## [Data shown]

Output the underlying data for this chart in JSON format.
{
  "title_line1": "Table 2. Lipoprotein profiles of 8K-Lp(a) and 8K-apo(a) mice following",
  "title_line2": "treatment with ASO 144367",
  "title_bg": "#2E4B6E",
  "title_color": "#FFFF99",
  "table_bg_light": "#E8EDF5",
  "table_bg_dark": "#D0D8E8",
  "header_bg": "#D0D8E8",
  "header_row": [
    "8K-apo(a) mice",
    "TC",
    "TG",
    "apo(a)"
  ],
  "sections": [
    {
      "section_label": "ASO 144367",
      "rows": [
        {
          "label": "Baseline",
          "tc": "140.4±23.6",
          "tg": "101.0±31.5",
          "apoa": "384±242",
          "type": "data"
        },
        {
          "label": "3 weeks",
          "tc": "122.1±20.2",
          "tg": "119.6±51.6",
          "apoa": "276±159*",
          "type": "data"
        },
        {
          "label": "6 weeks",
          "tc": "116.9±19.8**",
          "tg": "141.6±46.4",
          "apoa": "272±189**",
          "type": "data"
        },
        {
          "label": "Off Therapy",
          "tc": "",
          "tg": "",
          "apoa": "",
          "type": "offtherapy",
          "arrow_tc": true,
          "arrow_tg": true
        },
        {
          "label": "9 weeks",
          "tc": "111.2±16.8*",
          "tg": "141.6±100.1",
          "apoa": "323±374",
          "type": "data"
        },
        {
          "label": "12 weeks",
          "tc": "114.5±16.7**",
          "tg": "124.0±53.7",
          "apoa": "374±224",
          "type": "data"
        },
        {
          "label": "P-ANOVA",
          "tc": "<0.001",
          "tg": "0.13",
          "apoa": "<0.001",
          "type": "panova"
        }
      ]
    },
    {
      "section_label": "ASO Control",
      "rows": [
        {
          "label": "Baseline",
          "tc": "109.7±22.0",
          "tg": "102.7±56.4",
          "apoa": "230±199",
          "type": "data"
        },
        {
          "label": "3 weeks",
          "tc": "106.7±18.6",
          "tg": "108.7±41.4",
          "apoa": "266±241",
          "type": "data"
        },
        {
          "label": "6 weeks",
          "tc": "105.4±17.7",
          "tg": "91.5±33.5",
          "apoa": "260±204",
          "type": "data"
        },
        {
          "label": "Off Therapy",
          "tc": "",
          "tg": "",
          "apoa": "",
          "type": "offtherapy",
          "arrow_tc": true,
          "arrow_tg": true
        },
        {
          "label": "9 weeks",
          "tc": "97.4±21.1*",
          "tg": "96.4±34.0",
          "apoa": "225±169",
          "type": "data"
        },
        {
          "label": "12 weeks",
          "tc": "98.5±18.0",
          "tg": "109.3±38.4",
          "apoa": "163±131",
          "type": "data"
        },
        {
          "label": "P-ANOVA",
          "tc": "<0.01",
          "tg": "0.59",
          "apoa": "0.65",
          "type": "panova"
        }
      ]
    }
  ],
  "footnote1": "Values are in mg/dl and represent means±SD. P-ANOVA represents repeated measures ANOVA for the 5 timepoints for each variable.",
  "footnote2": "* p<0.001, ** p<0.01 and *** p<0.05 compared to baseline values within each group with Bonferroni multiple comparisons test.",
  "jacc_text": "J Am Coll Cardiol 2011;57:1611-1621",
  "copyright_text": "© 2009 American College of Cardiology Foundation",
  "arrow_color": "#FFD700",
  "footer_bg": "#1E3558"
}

## [About this exercise]
Recopy the whole listing exactly.

## [Written answer]
Output the underlying data for this chart in JSON format.
{
  "title_line1": "Table 2. Lipoprotein profiles of 8K-Lp(a) and 8K-apo(a) mice following",
  "title_line2": "treatment with ASO 144367",
  "title_bg": "#2E4B6E",
  "title_color": "#FFFF99",
  "table_bg_light": "#E8EDF5",
  "table_bg_dark": "#D0D8E8",
  "header_bg": "#D0D8E8",
  "header_row": [
    "8K-apo(a) mice",
    "TC",
    "TG",
    "apo(a)"
  ],
  "sections": [
    {
      "section_label": "ASO 144367",
      "rows": [
        {
          "label": "Baseline",
          "tc": "140.4±23.6",
          "tg": "101.0±31.5",
          "apoa": "384±242",
          "type": "data"
        },
        {
          "label": "3 weeks",
          "tc": "122.1±20.2",
          "tg": "119.6±51.6",
          "apoa": "276±159*",
          "type": "data"
        },
        {
          "label": "6 weeks",
          "tc": "116.9±19.8**",
          "tg": "141.6±46.4",
          "apoa": "272±189**",
          "type": "data"
        },
        {
          "label": "Off Therapy",
          "tc": "",
          "tg": "",
          "apoa": "",
          "type": "offtherapy",
          "arrow_tc": true,
          "arrow_tg": true
        },
        {
          "label": "9 weeks",
          "tc": "111.2±16.8*",
          "tg": "141.6±100.1",
          "apoa": "323±374",
          "type": "data"
        },
        {
          "label": "12 weeks",
          "tc": "114.5±16.7**",
          "tg": "124.0±53.7",
          "apoa": "374±224",
          "type": "data"
        },
        {
          "label": "P-ANOVA",
          "tc": "<0.001",
          "tg": "0.13",
          "apoa": "<0.001",
          "type": "panova"
        }
      ]
    },
    {
      "section_label": "ASO Control",
      "rows": [
        {
          "label": "Baseline",
          "tc": "109.7±22.0",
          "tg": "102.7±56.4",
          "apoa": "230±199",
          "type": "data"
        },
        {
          "label": "3 weeks",
          "tc": "106.7±18.6",
          "tg": "108.7±41.4",
          "apoa": "266±241",
          "type": "data"
        },
        {
          "label": "6 weeks",
          "tc": "105.4±17.7",
          "tg": "91.5±33.5",
          "apoa": "260±204",
          "type": "data"
        },
        {
          "label": "Off Therapy",
          "tc": "",
          "tg": "",
          "apoa": "",
          "type": "offtherapy",
          "arrow_tc": true,
          "arrow_tg": true
        },
        {
          "label": "9 weeks",
          "tc": "97.4±21.1*",
          "tg": "96.4±34.0",
          "apoa": "225±169",
          "type": "data"
        },
        {
          "label": "12 weeks",
          "tc": "98.5±18.0",
          "tg": "109.3±38.4",
          "apoa": "163±131",
          "type": "data"
        },
        {
          "label": "P-ANOVA",
          "tc": "<0.01",
          "tg": "0.59",
          "apoa": "0.65",
          "type": "panova"
        }
      ]
    }
  ],
  "footnote1": "Values are in mg/dl and represent means±SD. P-ANOVA represents repeated measures ANOVA for the 5 timepoints for each variable.",
  "footnote2": "* p<0.001, ** p<0.01 and *** p<0.05 compared to baseline values within each group with Bonferroni multiple comparisons test.",
  "jacc_text": "J Am Coll Cardiol 2011;57:1611-1621",
  "copyright_text": "© 2009 American College of Cardiology Foundation",
  "arrow_color": "#FFD700",
  "footer_bg": "#1E3558"
}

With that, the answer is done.